## Given data
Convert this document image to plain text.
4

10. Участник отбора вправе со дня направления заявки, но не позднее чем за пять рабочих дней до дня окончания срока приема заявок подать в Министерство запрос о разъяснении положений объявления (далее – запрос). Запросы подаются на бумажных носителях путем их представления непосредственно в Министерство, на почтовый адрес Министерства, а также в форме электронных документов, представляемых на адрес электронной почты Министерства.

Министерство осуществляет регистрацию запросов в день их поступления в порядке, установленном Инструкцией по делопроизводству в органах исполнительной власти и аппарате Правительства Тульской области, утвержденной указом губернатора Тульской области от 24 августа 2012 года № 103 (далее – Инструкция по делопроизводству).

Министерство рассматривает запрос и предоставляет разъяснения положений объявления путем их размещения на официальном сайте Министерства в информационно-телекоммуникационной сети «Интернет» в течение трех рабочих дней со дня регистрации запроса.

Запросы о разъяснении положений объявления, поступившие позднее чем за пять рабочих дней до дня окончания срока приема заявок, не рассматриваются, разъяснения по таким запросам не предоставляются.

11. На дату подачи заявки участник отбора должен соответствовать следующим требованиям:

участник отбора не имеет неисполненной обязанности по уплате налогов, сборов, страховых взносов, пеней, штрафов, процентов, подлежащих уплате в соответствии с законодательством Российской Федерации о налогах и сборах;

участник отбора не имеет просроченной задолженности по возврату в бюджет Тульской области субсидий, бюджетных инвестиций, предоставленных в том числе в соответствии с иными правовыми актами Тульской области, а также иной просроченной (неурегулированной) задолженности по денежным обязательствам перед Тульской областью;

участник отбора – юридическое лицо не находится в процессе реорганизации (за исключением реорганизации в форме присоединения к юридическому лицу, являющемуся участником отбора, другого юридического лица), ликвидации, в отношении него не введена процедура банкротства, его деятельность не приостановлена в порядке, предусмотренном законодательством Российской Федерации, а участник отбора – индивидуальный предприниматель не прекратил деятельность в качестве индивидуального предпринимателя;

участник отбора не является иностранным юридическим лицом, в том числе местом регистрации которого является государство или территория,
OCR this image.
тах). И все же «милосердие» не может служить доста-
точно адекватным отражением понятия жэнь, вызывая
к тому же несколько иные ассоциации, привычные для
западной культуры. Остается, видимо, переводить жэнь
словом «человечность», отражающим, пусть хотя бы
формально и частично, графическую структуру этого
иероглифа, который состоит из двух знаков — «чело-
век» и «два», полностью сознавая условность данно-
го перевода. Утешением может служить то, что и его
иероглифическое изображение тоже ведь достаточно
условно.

## Exercise brief
Note how many lines of the material contain the string "жэнь". Then report that number by itself.

## Answer to this problem
2